Here are some records; copy every line that holds the word "String".
** begin **
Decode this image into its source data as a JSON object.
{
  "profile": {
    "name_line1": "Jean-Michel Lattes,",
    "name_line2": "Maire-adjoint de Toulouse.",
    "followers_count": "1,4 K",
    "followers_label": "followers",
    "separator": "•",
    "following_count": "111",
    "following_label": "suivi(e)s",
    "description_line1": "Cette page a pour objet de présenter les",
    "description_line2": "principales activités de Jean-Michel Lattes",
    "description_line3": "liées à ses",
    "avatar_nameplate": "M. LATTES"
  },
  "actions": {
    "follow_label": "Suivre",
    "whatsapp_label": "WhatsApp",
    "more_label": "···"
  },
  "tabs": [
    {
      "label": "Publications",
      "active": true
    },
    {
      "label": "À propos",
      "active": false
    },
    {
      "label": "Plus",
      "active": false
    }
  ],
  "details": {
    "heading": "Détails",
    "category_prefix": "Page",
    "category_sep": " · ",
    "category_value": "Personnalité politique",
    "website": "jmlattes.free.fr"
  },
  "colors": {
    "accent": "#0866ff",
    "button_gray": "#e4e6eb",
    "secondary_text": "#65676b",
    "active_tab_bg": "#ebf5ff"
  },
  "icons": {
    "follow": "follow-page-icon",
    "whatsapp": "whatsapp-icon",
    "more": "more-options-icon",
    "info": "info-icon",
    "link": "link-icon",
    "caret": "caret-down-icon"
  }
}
** end **
** begin **
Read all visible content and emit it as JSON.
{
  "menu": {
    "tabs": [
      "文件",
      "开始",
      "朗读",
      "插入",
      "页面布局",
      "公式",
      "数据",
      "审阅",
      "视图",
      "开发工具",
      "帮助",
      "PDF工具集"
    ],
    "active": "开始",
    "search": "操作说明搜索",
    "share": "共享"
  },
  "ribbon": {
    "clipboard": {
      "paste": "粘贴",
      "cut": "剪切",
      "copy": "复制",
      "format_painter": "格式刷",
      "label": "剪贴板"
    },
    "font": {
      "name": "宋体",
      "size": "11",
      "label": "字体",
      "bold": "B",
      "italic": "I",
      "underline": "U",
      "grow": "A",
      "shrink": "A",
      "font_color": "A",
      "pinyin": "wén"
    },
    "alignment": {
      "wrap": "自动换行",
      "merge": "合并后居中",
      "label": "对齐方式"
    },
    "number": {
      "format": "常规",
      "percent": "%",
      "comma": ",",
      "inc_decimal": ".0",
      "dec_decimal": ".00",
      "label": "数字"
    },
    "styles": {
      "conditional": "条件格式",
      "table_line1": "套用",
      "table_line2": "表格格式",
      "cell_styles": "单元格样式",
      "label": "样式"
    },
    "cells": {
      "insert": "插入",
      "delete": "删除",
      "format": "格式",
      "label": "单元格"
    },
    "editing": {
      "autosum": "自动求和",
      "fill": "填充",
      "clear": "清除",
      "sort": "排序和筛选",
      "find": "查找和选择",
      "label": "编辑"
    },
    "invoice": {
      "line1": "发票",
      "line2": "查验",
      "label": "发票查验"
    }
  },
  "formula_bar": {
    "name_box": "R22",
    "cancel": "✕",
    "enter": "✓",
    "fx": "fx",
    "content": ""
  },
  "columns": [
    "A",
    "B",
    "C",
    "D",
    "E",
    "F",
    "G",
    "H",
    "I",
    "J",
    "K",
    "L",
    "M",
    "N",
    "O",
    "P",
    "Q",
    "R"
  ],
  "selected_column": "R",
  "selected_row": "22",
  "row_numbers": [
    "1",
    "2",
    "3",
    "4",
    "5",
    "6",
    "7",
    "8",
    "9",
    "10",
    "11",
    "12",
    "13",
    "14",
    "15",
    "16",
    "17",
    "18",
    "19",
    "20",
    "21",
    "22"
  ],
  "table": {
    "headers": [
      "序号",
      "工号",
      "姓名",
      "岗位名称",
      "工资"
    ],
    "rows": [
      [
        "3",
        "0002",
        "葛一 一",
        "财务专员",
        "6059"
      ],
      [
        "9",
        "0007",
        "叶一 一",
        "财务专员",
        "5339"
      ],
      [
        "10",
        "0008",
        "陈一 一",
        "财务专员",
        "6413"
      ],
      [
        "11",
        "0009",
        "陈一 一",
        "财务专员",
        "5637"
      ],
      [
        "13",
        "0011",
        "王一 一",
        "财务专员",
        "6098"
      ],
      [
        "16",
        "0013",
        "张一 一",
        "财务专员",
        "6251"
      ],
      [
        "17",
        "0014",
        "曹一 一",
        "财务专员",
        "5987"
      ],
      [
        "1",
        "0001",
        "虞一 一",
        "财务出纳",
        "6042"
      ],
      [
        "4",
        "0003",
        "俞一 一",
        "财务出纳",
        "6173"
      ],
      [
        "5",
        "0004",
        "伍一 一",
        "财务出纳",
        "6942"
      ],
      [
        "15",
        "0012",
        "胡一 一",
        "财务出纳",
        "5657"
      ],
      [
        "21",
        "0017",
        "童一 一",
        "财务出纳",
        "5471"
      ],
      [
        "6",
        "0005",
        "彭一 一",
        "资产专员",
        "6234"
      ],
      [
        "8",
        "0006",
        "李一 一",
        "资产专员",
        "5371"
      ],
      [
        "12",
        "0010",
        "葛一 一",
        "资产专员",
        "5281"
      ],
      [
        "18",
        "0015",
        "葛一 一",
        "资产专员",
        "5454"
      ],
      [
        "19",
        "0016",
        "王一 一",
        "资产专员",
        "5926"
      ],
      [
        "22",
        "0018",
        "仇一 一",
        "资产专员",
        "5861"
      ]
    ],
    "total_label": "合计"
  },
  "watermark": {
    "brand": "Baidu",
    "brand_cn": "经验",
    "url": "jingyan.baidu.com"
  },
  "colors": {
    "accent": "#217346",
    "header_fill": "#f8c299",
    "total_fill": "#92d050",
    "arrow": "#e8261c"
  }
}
** end **
** begin **
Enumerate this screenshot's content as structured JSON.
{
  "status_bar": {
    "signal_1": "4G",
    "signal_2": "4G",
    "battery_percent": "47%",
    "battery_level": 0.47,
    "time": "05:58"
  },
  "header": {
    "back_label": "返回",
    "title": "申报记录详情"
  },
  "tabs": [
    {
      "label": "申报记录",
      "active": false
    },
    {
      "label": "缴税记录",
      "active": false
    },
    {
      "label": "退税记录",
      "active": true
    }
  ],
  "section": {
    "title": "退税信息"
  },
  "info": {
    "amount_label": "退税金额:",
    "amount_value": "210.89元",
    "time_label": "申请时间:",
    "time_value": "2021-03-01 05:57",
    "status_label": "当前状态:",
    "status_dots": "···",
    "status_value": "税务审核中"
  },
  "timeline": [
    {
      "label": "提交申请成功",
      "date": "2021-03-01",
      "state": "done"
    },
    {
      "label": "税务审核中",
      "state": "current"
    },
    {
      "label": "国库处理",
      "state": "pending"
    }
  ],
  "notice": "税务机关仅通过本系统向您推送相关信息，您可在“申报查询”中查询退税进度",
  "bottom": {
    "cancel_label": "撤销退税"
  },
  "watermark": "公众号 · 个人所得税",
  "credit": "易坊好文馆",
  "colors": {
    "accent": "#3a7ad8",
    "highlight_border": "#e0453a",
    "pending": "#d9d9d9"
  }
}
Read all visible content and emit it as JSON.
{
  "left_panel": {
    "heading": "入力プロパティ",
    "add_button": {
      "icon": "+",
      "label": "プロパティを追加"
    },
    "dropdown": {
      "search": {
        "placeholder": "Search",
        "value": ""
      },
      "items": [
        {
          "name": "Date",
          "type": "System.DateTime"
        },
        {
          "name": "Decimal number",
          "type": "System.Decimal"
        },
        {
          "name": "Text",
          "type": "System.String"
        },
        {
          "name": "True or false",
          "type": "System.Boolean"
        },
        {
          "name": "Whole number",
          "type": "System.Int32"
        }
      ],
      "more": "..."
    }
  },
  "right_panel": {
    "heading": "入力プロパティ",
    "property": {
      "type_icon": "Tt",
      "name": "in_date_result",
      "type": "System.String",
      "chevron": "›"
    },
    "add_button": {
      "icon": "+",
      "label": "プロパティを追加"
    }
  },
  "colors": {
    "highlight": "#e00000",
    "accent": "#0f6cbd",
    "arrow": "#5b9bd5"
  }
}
** end **
### Correct response
          "type": "System.String"
      "type": "System.String",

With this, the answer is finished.